──────── EXTRACTED DATA

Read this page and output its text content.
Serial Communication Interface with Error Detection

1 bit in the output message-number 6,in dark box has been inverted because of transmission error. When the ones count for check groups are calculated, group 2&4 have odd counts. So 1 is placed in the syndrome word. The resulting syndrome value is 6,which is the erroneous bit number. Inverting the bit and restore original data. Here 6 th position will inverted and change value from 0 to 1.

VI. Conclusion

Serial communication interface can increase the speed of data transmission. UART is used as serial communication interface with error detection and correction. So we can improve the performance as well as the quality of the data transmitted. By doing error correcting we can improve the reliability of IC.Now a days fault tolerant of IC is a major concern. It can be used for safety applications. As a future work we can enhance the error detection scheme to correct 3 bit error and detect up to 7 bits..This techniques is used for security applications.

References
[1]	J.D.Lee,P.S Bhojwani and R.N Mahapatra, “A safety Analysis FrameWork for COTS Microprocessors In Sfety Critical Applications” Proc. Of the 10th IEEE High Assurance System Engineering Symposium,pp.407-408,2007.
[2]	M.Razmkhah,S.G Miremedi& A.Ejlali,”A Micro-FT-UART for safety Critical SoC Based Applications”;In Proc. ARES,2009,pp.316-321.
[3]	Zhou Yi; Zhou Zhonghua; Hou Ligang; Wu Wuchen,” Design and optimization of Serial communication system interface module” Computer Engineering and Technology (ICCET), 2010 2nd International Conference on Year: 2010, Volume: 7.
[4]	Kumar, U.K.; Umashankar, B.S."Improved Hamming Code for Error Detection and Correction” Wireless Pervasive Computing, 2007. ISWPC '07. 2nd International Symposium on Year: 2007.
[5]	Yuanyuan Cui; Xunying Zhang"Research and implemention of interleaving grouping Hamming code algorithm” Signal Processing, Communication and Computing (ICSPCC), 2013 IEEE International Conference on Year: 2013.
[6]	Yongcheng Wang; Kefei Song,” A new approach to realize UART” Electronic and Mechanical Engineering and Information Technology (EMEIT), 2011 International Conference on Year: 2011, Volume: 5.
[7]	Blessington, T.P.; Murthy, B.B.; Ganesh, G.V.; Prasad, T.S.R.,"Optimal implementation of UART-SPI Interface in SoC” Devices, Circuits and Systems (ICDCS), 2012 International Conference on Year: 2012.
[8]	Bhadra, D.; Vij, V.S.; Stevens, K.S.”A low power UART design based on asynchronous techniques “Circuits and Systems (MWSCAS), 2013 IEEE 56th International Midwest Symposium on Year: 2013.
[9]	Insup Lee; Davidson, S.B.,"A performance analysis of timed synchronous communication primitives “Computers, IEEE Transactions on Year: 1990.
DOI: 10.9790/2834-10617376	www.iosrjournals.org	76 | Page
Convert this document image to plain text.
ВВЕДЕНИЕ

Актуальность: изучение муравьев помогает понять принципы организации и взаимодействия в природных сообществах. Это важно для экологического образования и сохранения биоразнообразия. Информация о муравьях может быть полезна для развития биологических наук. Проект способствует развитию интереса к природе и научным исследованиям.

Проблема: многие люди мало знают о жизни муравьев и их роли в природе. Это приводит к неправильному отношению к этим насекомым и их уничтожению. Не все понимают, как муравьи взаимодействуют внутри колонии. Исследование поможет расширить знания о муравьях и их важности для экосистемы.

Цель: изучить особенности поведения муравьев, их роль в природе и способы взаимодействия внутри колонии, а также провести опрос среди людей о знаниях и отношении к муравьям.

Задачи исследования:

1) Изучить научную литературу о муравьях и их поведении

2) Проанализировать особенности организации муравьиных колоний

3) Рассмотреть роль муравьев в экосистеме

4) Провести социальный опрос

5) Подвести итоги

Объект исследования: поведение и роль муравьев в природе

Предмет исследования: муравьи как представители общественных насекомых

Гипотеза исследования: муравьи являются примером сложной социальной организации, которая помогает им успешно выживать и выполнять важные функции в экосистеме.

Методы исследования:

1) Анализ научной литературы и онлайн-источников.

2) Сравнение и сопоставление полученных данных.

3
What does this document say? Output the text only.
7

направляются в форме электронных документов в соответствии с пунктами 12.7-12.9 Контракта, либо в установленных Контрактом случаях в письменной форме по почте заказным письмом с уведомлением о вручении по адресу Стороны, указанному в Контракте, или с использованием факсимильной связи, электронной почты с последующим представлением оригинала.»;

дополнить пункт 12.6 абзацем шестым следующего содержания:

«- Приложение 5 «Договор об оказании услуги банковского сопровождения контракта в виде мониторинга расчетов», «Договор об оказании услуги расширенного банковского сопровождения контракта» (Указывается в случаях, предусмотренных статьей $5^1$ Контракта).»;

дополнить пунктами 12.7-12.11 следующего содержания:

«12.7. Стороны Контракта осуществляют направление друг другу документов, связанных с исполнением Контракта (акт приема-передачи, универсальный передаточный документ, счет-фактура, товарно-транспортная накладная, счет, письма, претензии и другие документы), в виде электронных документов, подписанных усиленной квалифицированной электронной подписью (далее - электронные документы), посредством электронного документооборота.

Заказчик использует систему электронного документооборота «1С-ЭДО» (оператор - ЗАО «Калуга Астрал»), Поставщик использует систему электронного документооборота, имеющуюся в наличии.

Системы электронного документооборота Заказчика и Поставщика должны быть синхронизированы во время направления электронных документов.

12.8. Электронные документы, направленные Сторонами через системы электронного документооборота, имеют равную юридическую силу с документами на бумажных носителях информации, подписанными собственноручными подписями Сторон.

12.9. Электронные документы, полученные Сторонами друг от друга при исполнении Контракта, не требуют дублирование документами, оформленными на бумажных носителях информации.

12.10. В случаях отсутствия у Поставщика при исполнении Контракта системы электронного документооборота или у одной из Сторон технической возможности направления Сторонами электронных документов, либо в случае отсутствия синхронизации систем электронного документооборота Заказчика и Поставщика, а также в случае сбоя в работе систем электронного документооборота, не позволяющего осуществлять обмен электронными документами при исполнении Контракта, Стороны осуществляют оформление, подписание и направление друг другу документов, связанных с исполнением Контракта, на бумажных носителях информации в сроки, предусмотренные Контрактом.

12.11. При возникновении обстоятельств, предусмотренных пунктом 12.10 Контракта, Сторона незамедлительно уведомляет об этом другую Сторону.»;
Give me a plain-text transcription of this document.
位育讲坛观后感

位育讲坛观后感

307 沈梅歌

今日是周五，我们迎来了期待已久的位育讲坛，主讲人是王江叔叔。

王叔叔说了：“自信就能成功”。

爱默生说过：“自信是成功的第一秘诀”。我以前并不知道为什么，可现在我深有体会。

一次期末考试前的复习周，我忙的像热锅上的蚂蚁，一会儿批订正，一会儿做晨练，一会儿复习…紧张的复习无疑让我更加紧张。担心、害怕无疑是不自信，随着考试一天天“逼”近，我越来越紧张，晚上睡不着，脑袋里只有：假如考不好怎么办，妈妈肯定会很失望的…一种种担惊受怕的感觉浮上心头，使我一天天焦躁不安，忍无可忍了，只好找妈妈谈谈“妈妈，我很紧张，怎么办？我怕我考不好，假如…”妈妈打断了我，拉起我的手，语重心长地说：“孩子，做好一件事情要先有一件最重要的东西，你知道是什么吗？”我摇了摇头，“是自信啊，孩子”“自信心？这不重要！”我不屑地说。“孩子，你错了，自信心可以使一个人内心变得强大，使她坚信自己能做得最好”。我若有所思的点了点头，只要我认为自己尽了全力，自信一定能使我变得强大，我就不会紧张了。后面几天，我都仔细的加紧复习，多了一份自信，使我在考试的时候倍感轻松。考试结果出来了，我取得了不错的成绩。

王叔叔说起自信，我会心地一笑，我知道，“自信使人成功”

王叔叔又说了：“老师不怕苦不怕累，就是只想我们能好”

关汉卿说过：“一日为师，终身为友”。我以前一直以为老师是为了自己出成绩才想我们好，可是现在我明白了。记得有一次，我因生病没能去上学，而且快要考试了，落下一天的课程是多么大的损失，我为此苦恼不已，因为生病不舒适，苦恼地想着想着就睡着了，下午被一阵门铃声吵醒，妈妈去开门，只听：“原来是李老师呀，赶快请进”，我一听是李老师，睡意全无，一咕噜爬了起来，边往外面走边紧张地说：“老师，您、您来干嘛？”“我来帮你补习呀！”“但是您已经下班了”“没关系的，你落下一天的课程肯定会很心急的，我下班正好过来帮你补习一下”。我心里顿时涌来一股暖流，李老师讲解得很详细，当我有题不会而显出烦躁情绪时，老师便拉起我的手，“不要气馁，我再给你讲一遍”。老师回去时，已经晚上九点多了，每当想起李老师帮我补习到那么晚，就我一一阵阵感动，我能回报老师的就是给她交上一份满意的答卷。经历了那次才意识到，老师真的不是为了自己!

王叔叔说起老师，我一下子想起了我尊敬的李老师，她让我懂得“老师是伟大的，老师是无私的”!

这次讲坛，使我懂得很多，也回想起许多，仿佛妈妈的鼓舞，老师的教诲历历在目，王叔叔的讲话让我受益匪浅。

────────────────

TASK BRIEF
Exactly and only the lines from the one containing "Give me a plain-text" through the end of the material are to be reproduced, both ends included.

RESPONSE TO THIS EXERCISE
Give me a plain-text transcription of this document.
位育讲坛观后感

位育讲坛观后感

307 沈梅歌

今日是周五，我们迎来了期待已久的位育讲坛，主讲人是王江叔叔。

王叔叔说了：“自信就能成功”。

爱默生说过：“自信是成功的第一秘诀”。我以前并不知道为什么，可现在我深有体会。

一次期末考试前的复习周，我忙的像热锅上的蚂蚁，一会儿批订正，一会儿做晨练，一会儿复习…紧张的复习无疑让我更加紧张。担心、害怕无疑是不自信，随着考试一天天“逼”近，我越来越紧张，晚上睡不着，脑袋里只有：假如考不好怎么办，妈妈肯定会很失望的…一种种担惊受怕的感觉浮上心头，使我一天天焦躁不安，忍无可忍了，只好找妈妈谈谈“妈妈，我很紧张，怎么办？我怕我考不好，假如…”妈妈打断了我，拉起我的手，语重心长地说：“孩子，做好一件事情要先有一件最重要的东西，你知道是什么吗？”我摇了摇头，“是自信啊，孩子”“自信心？这不重要！”我不屑地说。“孩子，你错了，自信心可以使一个人内心变得强大，使她坚信自己能做得最好”。我若有所思的点了点头，只要我认为自己尽了全力，自信一定能使我变得强大，我就不会紧张了。后面几天，我都仔细的加紧复习，多了一份自信，使我在考试的时候倍感轻松。考试结果出来了，我取得了不错的成绩。

王叔叔说起自信，我会心地一笑，我知道，“自信使人成功”

王叔叔又说了：“老师不怕苦不怕累，就是只想我们能好”

关汉卿说过：“一日为师，终身为友”。我以前一直以为老师是为了自己出成绩才想我们好，可是现在我明白了。记得有一次，我因生病没能去上学，而且快要考试了，落下一天的课程是多么大的损失，我为此苦恼不已，因为生病不舒适，苦恼地想着想着就睡着了，下午被一阵门铃声吵醒，妈妈去开门，只听：“原来是李老师呀，赶快请进”，我一听是李老师，睡意全无，一咕噜爬了起来，边往外面走边紧张地说：“老师，您、您来干嘛？”“我来帮你补习呀！”“但是您已经下班了”“没关系的，你落下一天的课程肯定会很心急的，我下班正好过来帮你补习一下”。我心里顿时涌来一股暖流，李老师讲解得很详细，当我有题不会而显出烦躁情绪时，老师便拉起我的手，“不要气馁，我再给你讲一遍”。老师回去时，已经晚上九点多了，每当想起李老师帮我补习到那么晚，就我一一阵阵感动，我能回报老师的就是给她交上一份满意的答卷。经历了那次才意识到，老师真的不是为了自己!

王叔叔说起老师，我一下子想起了我尊敬的李老师，她让我懂得“老师是伟大的，老师是无私的”!

这次讲坛，使我懂得很多，也回想起许多，仿佛妈妈的鼓舞，老师的教诲历历在目，王叔叔的讲话让我受益匪浅。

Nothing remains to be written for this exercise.